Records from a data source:
----------------

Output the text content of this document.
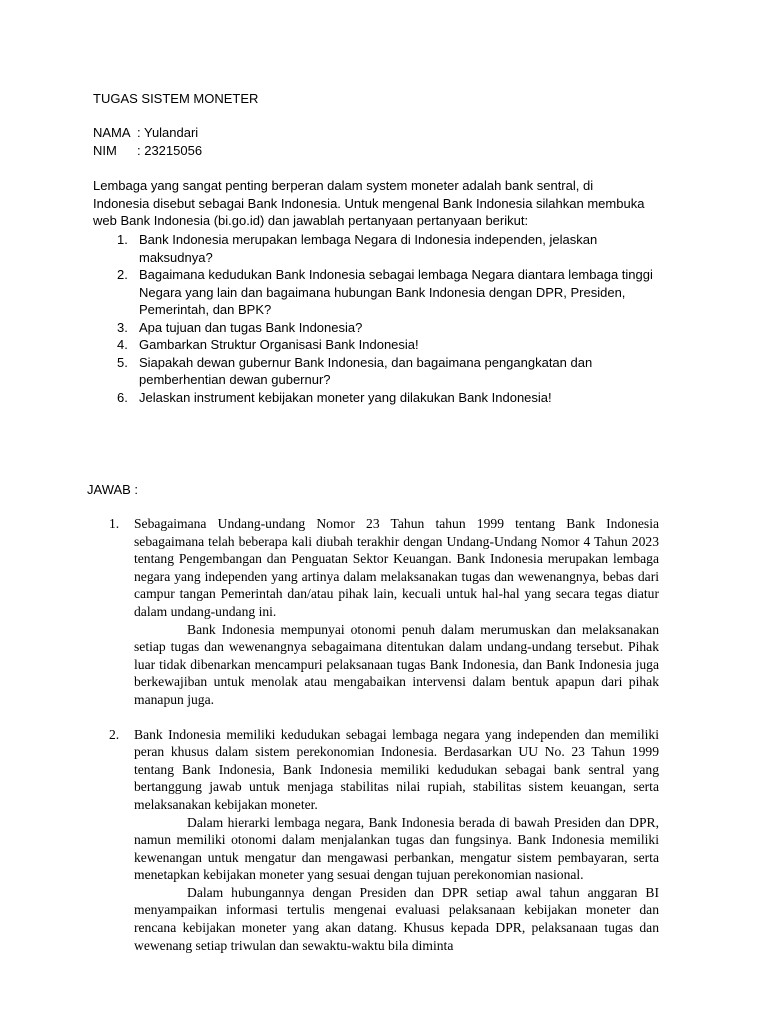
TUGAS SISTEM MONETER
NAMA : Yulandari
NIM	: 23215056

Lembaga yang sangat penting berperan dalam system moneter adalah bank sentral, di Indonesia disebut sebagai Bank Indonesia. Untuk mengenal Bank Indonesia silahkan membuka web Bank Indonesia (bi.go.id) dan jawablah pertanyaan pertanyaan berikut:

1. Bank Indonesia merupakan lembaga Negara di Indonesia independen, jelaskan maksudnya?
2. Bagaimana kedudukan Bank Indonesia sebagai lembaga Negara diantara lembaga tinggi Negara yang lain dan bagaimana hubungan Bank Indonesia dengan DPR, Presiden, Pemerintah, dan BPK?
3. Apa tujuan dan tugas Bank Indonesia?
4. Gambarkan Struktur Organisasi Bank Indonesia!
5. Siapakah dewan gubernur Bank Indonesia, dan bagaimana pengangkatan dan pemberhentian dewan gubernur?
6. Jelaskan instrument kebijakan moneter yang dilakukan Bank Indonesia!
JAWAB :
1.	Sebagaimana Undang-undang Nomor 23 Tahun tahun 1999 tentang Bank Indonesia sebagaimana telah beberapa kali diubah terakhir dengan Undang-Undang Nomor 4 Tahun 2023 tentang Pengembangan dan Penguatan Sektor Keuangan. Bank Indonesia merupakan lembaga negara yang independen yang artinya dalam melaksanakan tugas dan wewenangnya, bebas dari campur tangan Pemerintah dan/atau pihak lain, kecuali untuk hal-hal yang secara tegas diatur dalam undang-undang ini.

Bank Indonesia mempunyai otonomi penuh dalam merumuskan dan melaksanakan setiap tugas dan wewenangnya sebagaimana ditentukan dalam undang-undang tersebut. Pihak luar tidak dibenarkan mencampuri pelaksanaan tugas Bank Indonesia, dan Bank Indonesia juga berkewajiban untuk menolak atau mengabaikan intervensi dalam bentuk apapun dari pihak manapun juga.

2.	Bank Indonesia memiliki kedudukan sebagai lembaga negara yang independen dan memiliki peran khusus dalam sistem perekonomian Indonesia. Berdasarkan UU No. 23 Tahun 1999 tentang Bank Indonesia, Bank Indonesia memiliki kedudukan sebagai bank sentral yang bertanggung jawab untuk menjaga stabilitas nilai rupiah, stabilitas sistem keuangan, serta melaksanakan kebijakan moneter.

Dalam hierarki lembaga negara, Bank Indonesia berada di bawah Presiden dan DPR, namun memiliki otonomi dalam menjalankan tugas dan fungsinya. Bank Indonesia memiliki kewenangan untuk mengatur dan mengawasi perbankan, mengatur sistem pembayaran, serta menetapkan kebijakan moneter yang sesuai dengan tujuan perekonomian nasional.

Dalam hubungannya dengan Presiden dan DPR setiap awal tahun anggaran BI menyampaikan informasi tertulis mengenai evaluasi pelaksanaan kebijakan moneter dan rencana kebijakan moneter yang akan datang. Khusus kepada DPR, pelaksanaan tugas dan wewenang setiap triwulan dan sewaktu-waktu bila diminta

----------------

§ EXERCISE AIM:
Reply with one number: the count of lines in the entries that include the word "sentral".

§ RIGHT ANSWER:
2